• _Activity A_: According to the text on ingot molding, which type of solar battery makes up most of those currently sold on the market?
• _Activity B_: Carry the text on ingot molding forward from its last sentence.

[[ Text provided open ]]

1. Field of the Invention
The present invention relates to a molding device for forming an ingot from a molten material, and a method of forming an ingot from a molten material.
2. Discussion of the Background
As a clean energy source alternative to petroleum oil, practical use of solar batteries has been sought in an extensive field ranging from a small-scaled house hold use to a large-scaled power generation system. These solar batteries are classified into a crystal type, an amorphous type, and a compound type in accordance with types of materials used, and among them, a majority of the solar batteries currently distributed in the market are crystal type silicon solar batteries. These crystal type silicon solar batteries are further categorized into a single crystal type and a polycrystalline type. In a single crystal silicon solar battery, since the substrate has a good quality, it is easy to make the conversion efficiency higher. However, a cost of manufacturing the substrate is high. On the other hand, the demand of the polycrystalline silicon solar battery has been increased while the concern for the environmental issues is growing, and the polycrystalline silicon solar battery has been desired to have higher conversion efficiency at much lower cost.

[[ Text provided closed ]]
[[ Stored data open ]]

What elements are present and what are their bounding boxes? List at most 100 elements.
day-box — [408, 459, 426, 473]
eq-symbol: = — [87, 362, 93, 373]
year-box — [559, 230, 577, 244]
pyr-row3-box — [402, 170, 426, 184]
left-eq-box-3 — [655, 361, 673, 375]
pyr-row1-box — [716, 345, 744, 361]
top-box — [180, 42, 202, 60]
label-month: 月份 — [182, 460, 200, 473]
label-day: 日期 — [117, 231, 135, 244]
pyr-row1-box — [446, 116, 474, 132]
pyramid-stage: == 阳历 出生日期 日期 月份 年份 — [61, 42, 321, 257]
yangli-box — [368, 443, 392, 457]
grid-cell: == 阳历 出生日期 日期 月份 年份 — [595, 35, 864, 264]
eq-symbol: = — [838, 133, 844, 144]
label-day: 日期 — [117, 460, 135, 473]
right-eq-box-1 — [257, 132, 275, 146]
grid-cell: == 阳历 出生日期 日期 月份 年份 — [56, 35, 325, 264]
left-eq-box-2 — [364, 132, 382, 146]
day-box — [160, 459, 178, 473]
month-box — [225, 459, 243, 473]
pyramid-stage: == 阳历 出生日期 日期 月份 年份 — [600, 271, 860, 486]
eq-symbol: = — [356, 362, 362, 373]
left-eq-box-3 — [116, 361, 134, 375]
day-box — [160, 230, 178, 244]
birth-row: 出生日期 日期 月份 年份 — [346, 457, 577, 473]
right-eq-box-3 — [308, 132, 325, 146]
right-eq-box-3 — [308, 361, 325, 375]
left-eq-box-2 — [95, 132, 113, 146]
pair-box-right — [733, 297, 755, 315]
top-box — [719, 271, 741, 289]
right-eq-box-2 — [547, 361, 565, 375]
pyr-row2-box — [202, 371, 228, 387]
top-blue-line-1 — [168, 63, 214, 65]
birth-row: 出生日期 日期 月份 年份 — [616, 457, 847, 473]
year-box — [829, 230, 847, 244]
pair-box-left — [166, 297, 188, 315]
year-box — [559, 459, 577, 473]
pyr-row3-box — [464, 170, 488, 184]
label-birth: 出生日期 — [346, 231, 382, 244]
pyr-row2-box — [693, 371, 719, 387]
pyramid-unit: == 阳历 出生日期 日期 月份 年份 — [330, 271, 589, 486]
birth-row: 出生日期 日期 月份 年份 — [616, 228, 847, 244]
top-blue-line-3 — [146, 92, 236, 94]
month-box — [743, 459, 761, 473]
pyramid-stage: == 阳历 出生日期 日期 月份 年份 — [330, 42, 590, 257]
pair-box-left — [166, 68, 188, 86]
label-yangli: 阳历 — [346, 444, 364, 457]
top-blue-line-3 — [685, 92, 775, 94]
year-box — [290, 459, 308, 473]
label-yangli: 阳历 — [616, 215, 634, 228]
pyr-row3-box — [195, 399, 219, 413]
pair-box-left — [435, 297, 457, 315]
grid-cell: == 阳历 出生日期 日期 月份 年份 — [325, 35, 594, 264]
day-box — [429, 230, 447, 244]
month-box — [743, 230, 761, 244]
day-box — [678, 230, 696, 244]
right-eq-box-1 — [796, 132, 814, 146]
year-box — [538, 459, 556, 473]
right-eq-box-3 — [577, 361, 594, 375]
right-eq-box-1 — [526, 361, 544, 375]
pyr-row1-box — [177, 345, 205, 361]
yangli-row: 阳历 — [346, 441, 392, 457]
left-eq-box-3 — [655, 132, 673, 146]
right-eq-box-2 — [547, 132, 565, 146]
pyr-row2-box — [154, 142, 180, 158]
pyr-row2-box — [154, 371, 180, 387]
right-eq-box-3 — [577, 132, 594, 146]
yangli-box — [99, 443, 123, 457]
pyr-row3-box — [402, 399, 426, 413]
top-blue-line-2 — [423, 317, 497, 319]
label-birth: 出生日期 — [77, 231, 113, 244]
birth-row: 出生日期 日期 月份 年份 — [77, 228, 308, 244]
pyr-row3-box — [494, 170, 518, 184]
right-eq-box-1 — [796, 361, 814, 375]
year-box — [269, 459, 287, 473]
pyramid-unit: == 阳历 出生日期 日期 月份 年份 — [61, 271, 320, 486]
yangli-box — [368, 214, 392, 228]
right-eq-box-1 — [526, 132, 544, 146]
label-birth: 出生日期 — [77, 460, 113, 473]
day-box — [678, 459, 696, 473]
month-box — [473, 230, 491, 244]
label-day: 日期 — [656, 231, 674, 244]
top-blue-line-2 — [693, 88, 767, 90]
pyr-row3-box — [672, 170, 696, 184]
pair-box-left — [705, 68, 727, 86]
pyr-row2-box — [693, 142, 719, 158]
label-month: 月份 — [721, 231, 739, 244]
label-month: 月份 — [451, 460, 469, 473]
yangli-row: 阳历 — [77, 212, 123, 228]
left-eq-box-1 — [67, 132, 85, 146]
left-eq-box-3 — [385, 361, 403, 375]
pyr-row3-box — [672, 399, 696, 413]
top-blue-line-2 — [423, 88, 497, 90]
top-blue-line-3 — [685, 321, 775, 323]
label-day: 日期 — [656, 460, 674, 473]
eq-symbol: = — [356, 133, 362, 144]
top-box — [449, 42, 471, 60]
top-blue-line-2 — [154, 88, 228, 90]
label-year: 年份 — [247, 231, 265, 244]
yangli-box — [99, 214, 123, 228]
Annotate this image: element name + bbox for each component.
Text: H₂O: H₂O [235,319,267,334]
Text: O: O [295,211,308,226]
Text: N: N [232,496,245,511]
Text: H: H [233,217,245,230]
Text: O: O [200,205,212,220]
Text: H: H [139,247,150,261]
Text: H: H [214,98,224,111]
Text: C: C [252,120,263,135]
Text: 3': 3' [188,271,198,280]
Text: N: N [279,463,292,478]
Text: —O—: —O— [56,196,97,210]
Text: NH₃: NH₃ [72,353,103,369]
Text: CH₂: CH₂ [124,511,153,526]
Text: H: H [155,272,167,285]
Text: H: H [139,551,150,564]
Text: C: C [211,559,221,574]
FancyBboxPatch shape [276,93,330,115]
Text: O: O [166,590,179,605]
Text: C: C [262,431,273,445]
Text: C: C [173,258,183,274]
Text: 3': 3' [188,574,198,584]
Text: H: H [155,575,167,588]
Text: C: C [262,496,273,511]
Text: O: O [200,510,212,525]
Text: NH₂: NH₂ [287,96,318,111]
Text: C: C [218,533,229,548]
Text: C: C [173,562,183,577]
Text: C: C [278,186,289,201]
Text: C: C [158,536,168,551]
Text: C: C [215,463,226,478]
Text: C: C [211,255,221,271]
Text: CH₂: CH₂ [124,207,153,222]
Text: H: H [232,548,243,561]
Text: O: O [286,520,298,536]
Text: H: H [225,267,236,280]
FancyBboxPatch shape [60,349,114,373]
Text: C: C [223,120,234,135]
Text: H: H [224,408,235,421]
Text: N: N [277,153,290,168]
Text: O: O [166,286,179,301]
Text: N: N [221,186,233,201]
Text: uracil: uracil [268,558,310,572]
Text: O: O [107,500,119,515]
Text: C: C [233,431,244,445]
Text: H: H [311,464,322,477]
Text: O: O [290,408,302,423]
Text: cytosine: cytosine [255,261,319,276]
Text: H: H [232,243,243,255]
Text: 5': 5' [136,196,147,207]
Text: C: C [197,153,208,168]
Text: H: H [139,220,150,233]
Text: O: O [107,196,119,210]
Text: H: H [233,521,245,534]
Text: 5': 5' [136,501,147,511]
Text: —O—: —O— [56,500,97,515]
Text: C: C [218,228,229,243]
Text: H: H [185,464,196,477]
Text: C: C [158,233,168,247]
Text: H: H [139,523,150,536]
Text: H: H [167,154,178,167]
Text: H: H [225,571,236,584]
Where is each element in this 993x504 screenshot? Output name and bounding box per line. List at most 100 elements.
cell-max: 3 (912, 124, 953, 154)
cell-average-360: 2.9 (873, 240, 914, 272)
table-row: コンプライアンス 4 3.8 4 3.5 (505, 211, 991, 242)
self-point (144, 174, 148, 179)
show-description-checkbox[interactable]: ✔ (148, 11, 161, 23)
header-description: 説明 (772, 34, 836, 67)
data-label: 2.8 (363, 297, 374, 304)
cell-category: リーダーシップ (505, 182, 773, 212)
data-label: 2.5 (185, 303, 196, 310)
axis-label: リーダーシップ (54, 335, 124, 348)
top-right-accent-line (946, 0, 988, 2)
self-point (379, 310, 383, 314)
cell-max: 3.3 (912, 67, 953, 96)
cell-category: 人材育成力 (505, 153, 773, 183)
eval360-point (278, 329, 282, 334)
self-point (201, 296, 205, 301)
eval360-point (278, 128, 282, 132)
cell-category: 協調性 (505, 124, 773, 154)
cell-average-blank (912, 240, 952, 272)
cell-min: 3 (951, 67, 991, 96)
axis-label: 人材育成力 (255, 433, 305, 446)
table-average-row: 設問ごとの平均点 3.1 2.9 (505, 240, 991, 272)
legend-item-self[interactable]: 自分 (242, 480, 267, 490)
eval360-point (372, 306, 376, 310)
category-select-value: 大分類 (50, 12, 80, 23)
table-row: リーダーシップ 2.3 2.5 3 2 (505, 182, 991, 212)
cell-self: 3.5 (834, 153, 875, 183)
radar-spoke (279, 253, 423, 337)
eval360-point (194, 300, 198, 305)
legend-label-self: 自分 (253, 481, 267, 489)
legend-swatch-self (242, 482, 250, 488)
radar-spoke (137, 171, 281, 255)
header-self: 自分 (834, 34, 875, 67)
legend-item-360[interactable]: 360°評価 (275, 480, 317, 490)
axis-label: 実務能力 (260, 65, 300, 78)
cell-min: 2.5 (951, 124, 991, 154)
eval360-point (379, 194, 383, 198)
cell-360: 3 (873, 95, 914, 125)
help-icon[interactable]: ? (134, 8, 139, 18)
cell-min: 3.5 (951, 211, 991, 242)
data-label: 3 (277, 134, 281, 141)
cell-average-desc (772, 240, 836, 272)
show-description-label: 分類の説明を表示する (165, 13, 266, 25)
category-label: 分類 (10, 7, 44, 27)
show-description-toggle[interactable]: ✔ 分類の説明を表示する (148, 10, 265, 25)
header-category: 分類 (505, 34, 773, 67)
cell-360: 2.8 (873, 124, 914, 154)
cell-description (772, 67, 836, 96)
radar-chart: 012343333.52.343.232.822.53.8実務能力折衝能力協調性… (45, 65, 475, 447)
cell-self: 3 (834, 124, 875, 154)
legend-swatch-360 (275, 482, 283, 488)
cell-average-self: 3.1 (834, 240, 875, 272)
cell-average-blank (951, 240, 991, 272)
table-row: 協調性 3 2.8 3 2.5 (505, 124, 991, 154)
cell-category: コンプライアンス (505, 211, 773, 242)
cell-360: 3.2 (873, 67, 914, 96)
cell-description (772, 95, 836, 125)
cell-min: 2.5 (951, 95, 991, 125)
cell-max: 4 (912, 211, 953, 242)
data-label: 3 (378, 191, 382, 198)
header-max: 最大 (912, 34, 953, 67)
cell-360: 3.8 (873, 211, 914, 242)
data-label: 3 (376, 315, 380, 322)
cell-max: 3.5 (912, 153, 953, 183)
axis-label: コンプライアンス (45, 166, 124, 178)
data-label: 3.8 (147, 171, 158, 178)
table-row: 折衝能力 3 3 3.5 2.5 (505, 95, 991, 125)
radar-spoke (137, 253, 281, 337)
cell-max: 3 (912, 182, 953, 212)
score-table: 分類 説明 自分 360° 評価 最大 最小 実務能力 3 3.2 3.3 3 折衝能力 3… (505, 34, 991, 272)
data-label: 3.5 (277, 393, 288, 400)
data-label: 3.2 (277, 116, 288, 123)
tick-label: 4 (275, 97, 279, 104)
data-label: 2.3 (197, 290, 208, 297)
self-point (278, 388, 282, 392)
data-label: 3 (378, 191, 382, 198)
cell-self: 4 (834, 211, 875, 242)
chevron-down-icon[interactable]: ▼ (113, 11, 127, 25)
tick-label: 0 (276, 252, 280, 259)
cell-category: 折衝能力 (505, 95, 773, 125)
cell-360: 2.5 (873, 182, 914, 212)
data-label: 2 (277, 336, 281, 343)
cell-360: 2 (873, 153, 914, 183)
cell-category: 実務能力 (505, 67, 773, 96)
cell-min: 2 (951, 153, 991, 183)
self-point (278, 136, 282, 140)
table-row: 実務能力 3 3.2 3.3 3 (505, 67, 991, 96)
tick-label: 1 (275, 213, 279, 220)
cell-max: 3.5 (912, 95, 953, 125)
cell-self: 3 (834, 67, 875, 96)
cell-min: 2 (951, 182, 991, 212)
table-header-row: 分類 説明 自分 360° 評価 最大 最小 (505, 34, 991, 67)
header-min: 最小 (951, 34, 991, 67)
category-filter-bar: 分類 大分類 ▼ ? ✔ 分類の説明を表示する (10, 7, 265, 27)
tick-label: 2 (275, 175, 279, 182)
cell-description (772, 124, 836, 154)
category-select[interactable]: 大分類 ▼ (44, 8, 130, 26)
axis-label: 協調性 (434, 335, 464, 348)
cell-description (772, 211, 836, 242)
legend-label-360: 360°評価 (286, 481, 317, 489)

[[ Stored data closed ]]

• _Task answer A_: Crystal type silicon solar batteries.

• _Task answer B_:
In the polycrystalline silicon solar battery, there are methods of forming polycrystalline silicon ingots as follows. In one method, a molten material obtained by heat-melting silicon is poured into a molding device, and the molten material is solidified in one direction from the bottom of the molding device, to thereby form the silicon ingot. In another method, a raw silicon material is supplied into a molding device and melted, and then the molten material is solidified from the bottom of the molding device, to thereby form a polycrystalline silicon ingot. In the ingots obtained as described above, their side portions or bottom portion contain many defects and impurities, and impurities due to solidification segregation are concentrated in the top portion of the ingot. Those portions are usually cut and removed in several mm or more in thickness, and by slicing those ingots thin using a multi-wire saw or the like, they are processed into polycrystalline silicon substrates for solar batteries.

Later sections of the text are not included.